┌──

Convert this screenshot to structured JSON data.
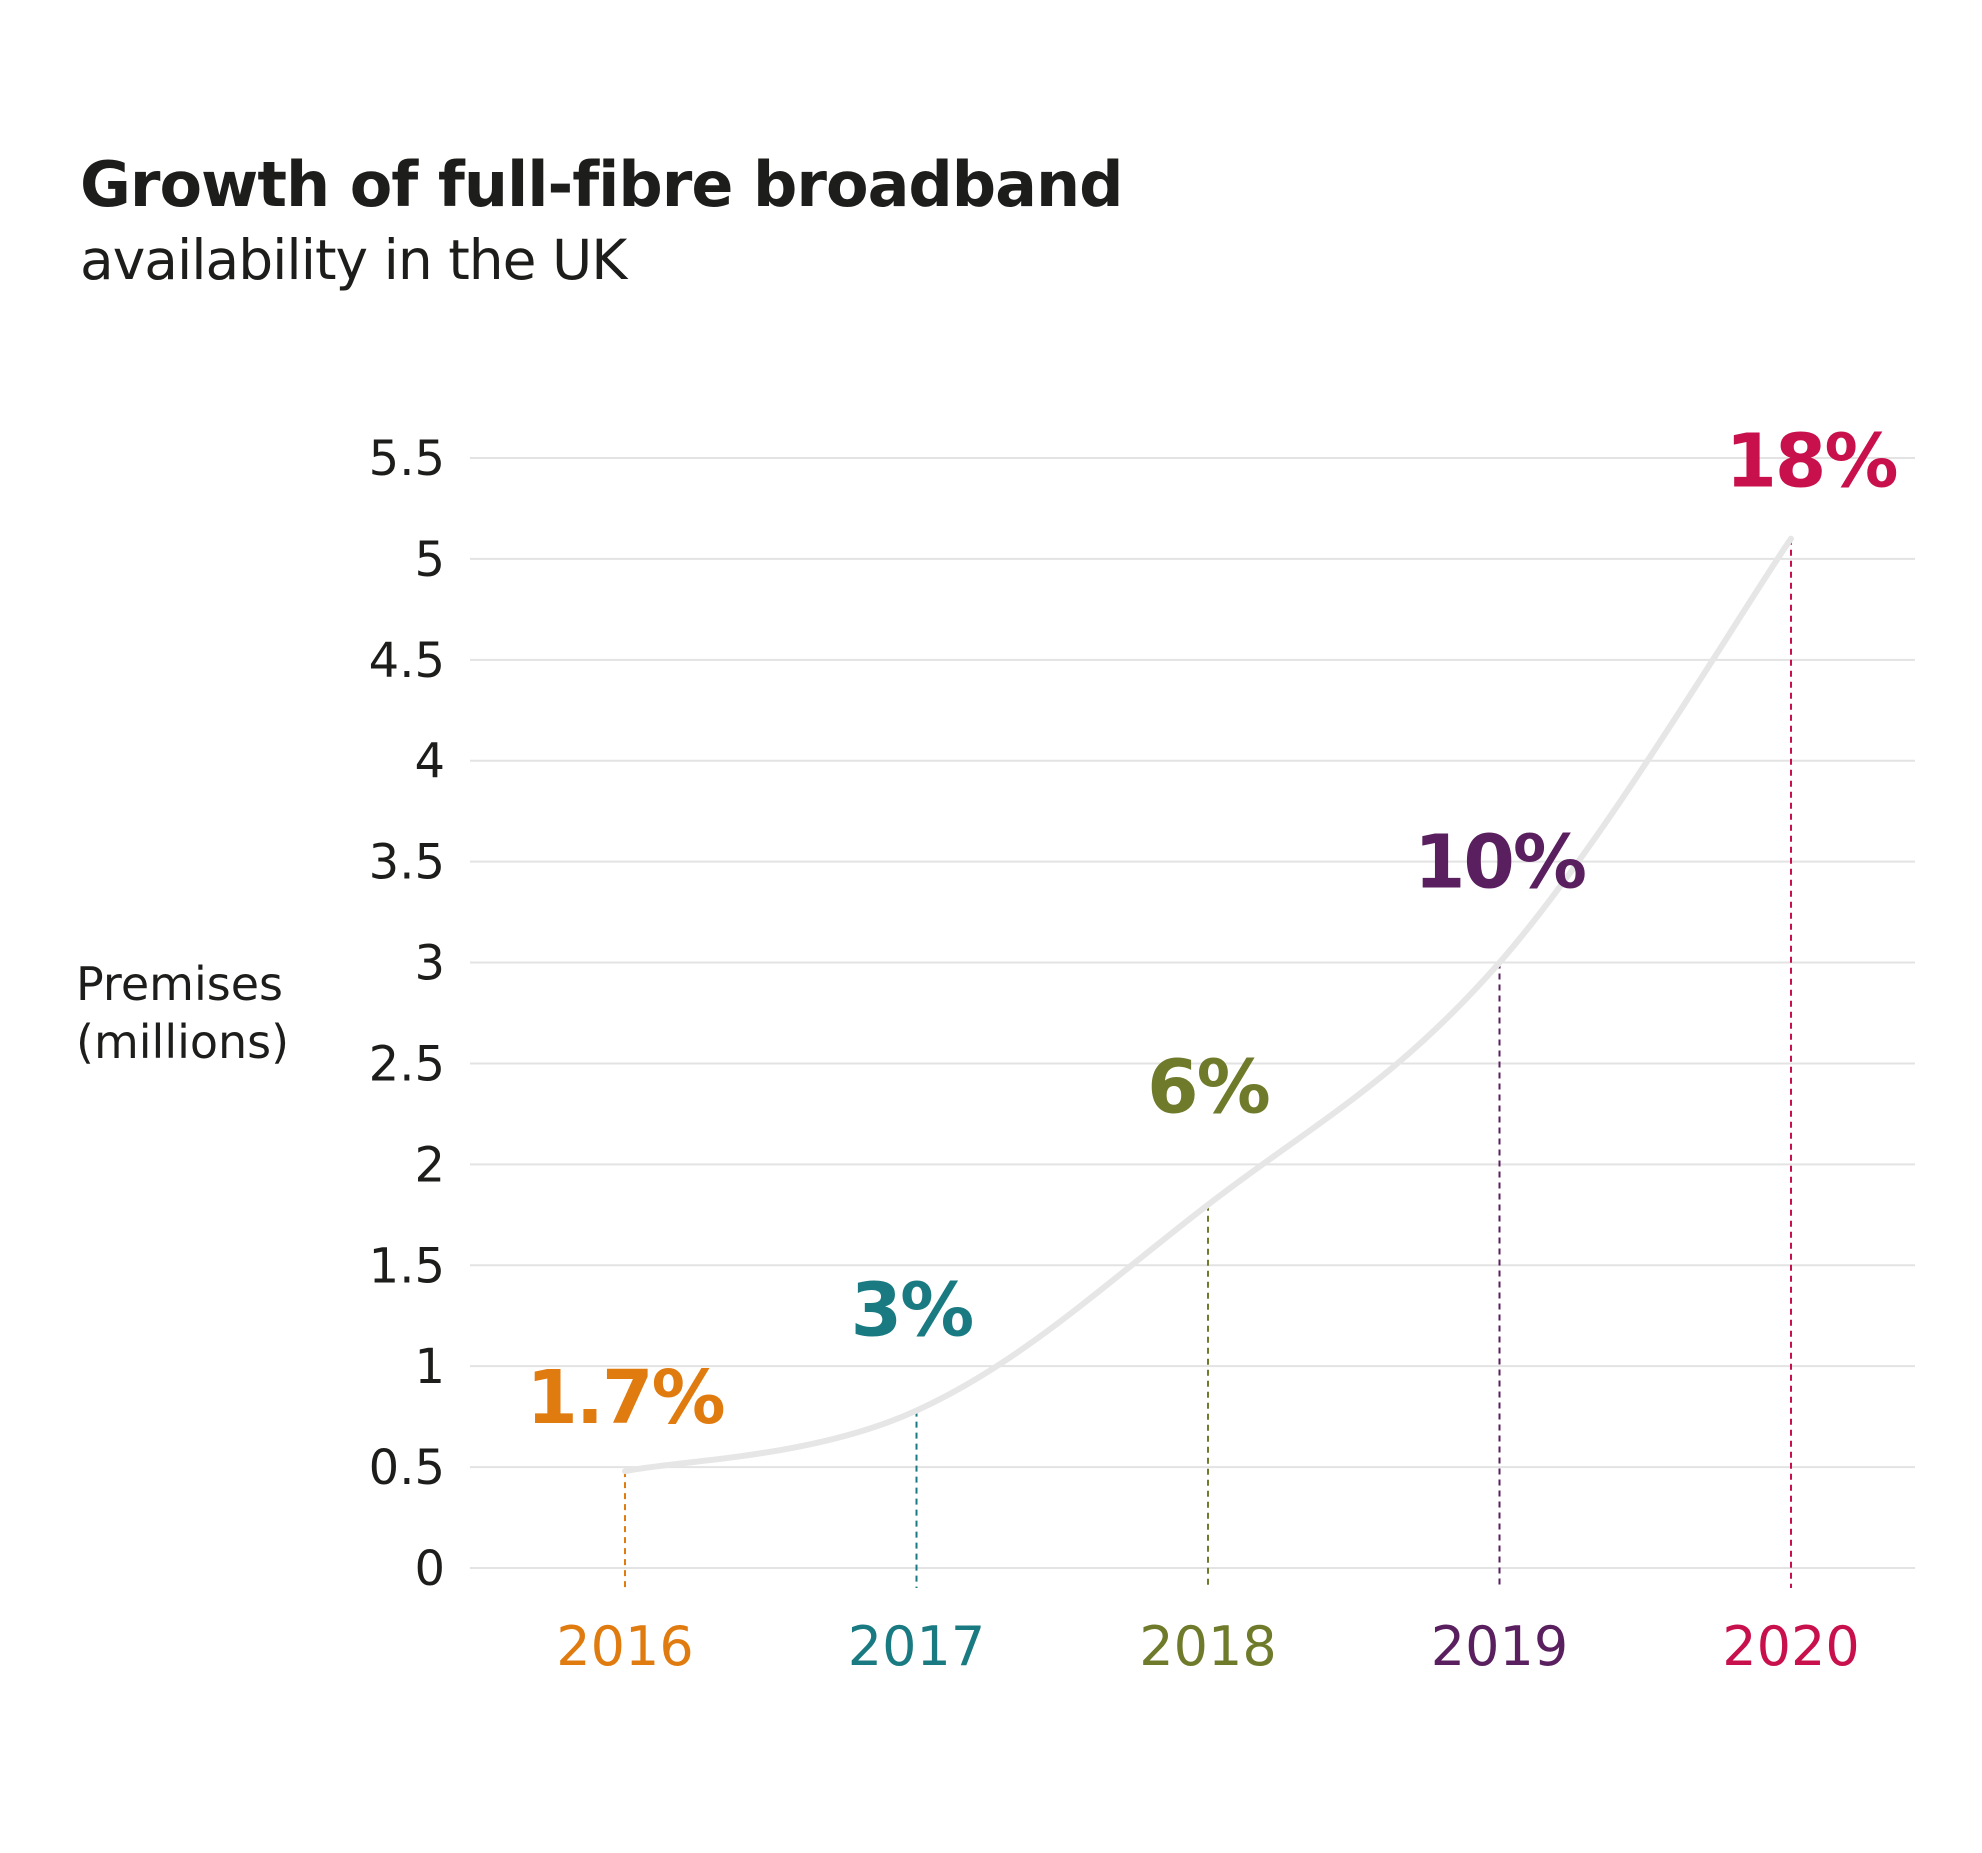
{
  "chart_data": {
    "type": "line",
    "title": "Growth of full-fibre broadband",
    "subtitle": "availability in the UK",
    "ylabel_line1": "Premises",
    "ylabel_line2": "(millions)",
    "xlabel": "",
    "ylim": [
      0,
      5.5
    ],
    "yticks": [
      "0",
      "0.5",
      "1",
      "1.5",
      "2",
      "2.5",
      "3",
      "3.5",
      "4",
      "4.5",
      "5",
      "5.5"
    ],
    "grid": true,
    "points": [
      {
        "year": "2016",
        "value": 0.48,
        "label": "1.7%",
        "color": "#e07b10"
      },
      {
        "year": "2017",
        "value": 0.78,
        "label": "3%",
        "color": "#1a7a82"
      },
      {
        "year": "2018",
        "value": 1.8,
        "label": "6%",
        "color": "#6f7b2a"
      },
      {
        "year": "2019",
        "value": 3.0,
        "label": "10%",
        "color": "#5a1f5e"
      },
      {
        "year": "2020",
        "value": 5.1,
        "label": "18%",
        "color": "#c8114c"
      }
    ],
    "line_color": "#e6e6e6",
    "grid_color": "#e3e3e3"
  }
}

└──

All lines that include "value" are to be gathered and copied.

        "value": 0.48,
        "value": 0.78,
        "value": 1.8,
        "value": 3.0,
        "value": 5.1,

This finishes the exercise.